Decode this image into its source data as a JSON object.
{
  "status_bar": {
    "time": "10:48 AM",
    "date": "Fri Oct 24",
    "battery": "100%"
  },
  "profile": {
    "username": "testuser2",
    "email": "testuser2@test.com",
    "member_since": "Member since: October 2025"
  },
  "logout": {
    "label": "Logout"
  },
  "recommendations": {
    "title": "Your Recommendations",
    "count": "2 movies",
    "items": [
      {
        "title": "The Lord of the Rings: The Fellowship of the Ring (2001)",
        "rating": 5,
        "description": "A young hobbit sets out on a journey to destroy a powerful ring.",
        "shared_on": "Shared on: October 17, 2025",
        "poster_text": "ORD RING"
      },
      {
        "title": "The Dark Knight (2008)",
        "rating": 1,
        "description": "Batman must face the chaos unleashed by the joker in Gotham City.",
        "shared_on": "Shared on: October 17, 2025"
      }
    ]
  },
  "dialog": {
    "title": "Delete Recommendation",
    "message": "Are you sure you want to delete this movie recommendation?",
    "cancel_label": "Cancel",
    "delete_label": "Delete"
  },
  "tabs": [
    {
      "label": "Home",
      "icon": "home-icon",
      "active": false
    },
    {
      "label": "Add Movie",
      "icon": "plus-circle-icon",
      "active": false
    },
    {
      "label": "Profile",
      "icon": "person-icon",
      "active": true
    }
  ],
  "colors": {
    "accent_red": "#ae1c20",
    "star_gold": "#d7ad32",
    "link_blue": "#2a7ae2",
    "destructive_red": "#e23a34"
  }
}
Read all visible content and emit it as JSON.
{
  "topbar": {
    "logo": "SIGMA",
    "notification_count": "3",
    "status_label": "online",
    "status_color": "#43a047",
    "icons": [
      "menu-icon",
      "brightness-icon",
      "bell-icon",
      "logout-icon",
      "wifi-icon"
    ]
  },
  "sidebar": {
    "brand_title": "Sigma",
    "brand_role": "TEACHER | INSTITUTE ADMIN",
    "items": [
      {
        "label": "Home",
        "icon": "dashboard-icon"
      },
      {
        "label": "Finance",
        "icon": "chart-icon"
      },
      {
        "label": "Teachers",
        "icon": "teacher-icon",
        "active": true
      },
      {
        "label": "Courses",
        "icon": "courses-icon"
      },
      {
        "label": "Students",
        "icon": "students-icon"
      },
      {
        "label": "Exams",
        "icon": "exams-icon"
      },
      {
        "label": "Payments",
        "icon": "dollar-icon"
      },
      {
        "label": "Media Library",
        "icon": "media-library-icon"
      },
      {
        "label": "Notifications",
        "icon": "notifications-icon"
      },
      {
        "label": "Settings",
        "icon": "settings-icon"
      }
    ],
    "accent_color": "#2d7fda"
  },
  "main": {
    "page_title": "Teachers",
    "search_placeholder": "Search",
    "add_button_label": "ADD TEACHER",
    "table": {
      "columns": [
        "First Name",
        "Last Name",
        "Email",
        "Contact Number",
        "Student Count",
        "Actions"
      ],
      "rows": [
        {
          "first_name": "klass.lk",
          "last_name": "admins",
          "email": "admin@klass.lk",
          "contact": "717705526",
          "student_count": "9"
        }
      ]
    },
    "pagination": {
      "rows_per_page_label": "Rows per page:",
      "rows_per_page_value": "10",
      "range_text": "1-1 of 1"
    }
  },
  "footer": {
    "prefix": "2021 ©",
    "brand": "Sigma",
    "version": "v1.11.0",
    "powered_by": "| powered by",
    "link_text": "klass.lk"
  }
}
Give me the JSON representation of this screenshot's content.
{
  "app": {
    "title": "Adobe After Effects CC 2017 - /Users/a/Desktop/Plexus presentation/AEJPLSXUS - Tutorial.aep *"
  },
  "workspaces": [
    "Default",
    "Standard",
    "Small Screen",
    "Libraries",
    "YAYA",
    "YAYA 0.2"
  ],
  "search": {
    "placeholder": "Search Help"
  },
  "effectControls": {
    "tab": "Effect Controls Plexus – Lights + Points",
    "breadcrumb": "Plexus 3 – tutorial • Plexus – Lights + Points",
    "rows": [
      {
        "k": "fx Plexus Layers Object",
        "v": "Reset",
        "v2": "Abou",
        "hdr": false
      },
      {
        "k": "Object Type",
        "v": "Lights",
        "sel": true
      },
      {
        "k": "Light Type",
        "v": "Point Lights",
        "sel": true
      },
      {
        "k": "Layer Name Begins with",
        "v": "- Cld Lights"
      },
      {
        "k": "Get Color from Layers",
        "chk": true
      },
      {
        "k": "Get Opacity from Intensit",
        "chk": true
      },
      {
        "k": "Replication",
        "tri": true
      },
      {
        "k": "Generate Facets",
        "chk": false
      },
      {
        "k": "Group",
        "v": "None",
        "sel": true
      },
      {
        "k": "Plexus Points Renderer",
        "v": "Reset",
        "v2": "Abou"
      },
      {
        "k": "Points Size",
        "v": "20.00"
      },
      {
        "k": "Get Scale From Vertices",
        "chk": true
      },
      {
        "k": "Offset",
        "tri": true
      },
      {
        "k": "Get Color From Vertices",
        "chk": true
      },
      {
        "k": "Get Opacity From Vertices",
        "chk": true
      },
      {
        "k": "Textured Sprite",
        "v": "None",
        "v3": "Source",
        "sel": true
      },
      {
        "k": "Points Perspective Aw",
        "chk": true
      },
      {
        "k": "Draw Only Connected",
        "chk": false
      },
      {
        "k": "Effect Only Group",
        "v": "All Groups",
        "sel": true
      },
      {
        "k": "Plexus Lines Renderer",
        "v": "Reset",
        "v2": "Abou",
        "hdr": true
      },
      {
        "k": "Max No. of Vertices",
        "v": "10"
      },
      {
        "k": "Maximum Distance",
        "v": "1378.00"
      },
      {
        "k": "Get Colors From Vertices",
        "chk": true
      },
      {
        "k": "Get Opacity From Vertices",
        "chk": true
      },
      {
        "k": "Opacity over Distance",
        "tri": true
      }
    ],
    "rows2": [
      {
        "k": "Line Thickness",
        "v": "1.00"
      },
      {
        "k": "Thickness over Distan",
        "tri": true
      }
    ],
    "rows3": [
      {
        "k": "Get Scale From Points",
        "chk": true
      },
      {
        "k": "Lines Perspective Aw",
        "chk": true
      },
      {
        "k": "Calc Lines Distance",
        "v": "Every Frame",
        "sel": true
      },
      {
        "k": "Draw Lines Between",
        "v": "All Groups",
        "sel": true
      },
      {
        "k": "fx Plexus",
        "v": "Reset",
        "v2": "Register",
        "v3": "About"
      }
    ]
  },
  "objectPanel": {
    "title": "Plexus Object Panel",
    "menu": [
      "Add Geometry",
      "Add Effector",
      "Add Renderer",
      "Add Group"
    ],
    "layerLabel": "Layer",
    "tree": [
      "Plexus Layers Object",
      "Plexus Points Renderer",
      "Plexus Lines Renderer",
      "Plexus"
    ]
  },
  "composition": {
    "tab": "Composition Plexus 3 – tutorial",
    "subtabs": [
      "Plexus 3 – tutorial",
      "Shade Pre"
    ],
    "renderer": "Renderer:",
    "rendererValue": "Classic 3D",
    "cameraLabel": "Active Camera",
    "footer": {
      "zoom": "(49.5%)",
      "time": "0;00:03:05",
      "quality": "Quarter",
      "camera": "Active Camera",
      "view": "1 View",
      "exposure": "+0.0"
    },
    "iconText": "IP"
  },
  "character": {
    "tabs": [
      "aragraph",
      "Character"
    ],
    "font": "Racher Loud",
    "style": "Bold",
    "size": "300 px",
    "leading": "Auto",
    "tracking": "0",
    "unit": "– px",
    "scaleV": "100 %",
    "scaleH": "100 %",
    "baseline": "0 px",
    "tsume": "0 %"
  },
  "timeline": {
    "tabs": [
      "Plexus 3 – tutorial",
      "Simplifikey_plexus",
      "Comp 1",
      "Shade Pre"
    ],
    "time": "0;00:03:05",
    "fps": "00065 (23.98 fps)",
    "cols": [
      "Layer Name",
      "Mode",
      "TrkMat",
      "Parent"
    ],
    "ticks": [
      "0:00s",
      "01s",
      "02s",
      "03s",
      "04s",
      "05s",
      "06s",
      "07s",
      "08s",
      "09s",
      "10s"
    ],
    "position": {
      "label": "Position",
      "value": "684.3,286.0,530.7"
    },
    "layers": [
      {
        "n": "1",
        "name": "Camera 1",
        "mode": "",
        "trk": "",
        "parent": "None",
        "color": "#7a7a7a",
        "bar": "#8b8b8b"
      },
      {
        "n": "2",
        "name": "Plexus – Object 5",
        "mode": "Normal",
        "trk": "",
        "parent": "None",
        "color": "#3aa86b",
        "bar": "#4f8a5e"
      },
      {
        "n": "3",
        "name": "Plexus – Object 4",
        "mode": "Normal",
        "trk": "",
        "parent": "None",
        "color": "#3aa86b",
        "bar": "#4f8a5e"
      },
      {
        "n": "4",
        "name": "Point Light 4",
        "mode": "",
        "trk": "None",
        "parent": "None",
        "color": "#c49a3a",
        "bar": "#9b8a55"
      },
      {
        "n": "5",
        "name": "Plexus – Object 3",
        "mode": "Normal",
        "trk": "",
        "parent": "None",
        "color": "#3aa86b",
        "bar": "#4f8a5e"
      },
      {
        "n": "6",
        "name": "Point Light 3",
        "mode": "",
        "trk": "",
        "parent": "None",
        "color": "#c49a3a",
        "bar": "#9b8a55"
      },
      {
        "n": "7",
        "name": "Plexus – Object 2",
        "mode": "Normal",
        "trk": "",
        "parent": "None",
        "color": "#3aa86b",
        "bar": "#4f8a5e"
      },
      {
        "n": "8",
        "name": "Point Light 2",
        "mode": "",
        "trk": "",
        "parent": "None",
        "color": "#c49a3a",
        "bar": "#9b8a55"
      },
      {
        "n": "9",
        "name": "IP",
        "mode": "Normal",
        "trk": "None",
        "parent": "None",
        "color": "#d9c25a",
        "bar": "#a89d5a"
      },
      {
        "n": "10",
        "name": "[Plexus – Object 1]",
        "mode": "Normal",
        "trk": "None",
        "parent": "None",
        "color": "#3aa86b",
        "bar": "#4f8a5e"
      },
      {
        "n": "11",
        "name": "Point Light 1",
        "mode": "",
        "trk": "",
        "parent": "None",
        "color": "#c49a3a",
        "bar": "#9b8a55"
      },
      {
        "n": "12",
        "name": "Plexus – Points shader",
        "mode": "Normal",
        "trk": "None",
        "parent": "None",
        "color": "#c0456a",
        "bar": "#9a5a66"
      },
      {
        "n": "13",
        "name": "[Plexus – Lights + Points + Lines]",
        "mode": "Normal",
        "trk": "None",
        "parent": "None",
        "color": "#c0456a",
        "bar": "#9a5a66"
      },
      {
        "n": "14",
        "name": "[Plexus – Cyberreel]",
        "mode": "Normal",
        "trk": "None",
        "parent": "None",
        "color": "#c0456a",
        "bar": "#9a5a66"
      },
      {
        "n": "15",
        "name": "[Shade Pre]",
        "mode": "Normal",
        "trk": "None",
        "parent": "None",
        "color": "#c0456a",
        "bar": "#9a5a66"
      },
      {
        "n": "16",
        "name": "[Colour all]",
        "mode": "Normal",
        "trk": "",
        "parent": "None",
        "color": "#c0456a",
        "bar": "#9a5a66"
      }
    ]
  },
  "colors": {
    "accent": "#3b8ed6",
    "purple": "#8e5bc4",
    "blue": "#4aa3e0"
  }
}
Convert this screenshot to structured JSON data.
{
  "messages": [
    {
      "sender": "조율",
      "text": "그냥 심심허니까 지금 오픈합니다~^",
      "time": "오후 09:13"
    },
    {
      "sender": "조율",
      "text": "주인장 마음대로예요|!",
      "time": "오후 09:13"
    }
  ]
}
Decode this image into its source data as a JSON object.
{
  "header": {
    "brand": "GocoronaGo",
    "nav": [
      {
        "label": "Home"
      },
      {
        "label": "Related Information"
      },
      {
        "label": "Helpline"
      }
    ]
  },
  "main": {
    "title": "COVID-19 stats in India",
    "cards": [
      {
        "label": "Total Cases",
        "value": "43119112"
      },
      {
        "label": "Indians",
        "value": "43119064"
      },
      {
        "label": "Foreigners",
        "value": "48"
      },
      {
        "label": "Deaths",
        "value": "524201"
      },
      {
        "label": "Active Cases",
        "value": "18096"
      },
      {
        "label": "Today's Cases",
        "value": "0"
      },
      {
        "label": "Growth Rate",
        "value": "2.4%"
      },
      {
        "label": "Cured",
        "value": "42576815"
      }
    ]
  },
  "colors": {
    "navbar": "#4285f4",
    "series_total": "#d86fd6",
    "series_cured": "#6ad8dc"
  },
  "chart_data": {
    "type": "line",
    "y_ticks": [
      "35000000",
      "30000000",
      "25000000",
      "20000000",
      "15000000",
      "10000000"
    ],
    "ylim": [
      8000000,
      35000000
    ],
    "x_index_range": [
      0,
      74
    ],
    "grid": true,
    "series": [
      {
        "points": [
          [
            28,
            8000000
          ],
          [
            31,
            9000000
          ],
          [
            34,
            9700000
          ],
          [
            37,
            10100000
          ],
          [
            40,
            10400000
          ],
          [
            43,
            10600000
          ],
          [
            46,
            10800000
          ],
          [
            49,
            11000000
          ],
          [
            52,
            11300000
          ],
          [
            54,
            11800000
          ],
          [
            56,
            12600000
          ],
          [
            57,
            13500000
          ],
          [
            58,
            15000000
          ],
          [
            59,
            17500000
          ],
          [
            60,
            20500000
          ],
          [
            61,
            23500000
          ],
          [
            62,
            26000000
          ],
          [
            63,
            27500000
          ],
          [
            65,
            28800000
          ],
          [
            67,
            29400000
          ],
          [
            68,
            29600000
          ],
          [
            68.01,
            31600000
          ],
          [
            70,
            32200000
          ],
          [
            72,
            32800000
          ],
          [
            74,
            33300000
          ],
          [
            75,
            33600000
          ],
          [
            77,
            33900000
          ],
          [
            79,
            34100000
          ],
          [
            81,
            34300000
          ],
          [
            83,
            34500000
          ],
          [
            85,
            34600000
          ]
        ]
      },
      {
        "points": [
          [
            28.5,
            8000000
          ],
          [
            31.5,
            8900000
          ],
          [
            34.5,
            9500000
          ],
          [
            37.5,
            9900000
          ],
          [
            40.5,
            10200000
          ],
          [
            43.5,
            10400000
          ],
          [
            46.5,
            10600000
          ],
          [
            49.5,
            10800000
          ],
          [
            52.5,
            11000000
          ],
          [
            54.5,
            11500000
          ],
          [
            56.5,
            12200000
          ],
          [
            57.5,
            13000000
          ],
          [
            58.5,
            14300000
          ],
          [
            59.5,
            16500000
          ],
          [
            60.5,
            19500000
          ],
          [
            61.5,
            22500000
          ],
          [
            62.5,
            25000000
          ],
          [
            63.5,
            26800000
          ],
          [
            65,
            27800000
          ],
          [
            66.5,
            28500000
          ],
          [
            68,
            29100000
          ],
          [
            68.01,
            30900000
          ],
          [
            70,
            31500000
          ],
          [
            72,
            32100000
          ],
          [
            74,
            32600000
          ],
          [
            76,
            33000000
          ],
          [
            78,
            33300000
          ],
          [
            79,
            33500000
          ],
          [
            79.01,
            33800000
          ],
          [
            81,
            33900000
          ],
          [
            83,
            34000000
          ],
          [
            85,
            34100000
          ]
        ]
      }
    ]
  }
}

......

- **What you are asked to do**
Copy out every line of the material above that mentions the word "Opacity".

- **Result**
        "k": "Get Opacity from Intensit",
        "k": "Get Opacity From Vertices",
        "k": "Get Opacity From Vertices",
        "k": "Opacity over Distance",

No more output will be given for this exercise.